**Aim:** Copy each line exactly. Leave nothing out.
— Start of Data for this exercise —
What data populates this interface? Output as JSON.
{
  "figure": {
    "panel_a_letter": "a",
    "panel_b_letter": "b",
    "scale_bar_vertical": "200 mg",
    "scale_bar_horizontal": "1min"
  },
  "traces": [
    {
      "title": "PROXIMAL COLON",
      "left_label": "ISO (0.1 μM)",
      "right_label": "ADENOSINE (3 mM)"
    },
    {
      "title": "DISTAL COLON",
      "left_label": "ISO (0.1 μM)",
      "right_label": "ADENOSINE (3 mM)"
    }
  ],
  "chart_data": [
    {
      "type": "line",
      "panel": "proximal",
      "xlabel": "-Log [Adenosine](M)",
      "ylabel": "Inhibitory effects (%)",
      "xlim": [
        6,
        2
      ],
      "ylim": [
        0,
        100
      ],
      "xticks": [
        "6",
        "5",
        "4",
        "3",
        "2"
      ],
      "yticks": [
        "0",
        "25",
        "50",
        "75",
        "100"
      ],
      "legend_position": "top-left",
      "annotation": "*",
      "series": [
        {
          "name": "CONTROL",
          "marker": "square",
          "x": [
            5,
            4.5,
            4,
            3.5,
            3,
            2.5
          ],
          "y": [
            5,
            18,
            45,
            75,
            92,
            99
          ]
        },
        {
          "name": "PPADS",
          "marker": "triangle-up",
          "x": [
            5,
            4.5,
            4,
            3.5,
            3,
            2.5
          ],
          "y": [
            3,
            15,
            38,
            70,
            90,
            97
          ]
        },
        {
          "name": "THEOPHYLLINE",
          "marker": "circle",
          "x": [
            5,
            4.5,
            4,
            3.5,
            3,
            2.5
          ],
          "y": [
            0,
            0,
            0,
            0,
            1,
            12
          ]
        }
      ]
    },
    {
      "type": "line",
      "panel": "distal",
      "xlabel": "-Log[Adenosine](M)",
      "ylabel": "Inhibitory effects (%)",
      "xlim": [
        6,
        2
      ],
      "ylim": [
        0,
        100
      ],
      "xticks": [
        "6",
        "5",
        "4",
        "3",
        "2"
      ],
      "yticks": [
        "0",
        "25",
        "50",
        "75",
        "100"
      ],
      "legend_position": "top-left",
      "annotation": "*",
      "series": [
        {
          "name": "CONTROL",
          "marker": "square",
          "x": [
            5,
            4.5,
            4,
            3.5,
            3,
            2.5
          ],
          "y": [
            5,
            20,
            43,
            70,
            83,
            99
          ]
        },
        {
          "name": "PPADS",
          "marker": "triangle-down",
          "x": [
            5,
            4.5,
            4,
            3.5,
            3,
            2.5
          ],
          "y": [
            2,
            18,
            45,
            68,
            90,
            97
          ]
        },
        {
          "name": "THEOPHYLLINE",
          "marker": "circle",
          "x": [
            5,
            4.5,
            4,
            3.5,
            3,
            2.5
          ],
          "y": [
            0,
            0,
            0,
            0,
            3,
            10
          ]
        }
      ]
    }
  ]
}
— End of Data for this exercise —
**Result below:**
What data populates this interface? Output as JSON.
{
  "figure": {
    "panel_a_letter": "a",
    "panel_b_letter": "b",
    "scale_bar_vertical": "200 mg",
    "scale_bar_horizontal": "1min"
  },
  "traces": [
    {
      "title": "PROXIMAL COLON",
      "left_label": "ISO (0.1 μM)",
      "right_label": "ADENOSINE (3 mM)"
    },
    {
      "title": "DISTAL COLON",
      "left_label": "ISO (0.1 μM)",
      "right_label": "ADENOSINE (3 mM)"
    }
  ],
  "chart_data": [
    {
      "type": "line",
      "panel": "proximal",
      "xlabel": "-Log [Adenosine](M)",
      "ylabel": "Inhibitory effects (%)",
      "xlim": [
        6,
        2
      ],
      "ylim": [
        0,
        100
      ],
      "xticks": [
        "6",
        "5",
        "4",
        "3",
        "2"
      ],
      "yticks": [
        "0",
        "25",
        "50",
        "75",
        "100"
      ],
      "legend_position": "top-left",
      "annotation": "*",
      "series": [
        {
          "name": "CONTROL",
          "marker": "square",
          "x": [
            5,
            4.5,
            4,
            3.5,
            3,
            2.5
          ],
          "y": [
            5,
            18,
            45,
            75,
            92,
            99
          ]
        },
        {
          "name": "PPADS",
          "marker": "triangle-up",
          "x": [
            5,
            4.5,
            4,
            3.5,
            3,
            2.5
          ],
          "y": [
            3,
            15,
            38,
            70,
            90,
            97
          ]
        },
        {
          "name": "THEOPHYLLINE",
          "marker": "circle",
          "x": [
            5,
            4.5,
            4,
            3.5,
            3,
            2.5
          ],
          "y": [
            0,
            0,
            0,
            0,
            1,
            12
          ]
        }
      ]
    },
    {
      "type": "line",
      "panel": "distal",
      "xlabel": "-Log[Adenosine](M)",
      "ylabel": "Inhibitory effects (%)",
      "xlim": [
        6,
        2
      ],
      "ylim": [
        0,
        100
      ],
      "xticks": [
        "6",
        "5",
        "4",
        "3",
        "2"
      ],
      "yticks": [
        "0",
        "25",
        "50",
        "75",
        "100"
      ],
      "legend_position": "top-left",
      "annotation": "*",
      "series": [
        {
          "name": "CONTROL",
          "marker": "square",
          "x": [
            5,
            4.5,
            4,
            3.5,
            3,
            2.5
          ],
          "y": [
            5,
            20,
            43,
            70,
            83,
            99
          ]
        },
        {
          "name": "PPADS",
          "marker": "triangle-down",
          "x": [
            5,
            4.5,
            4,
            3.5,
            3,
            2.5
          ],
          "y": [
            2,
            18,
            45,
            68,
            90,
            97
          ]
        },
        {
          "name": "THEOPHYLLINE",
          "marker": "circle",
          "x": [
            5,
            4.5,
            4,
            3.5,
            3,
            2.5
          ],
          "y": [
            0,
            0,
            0,
            0,
            3,
            10
          ]
        }
      ]
    }
  ]
}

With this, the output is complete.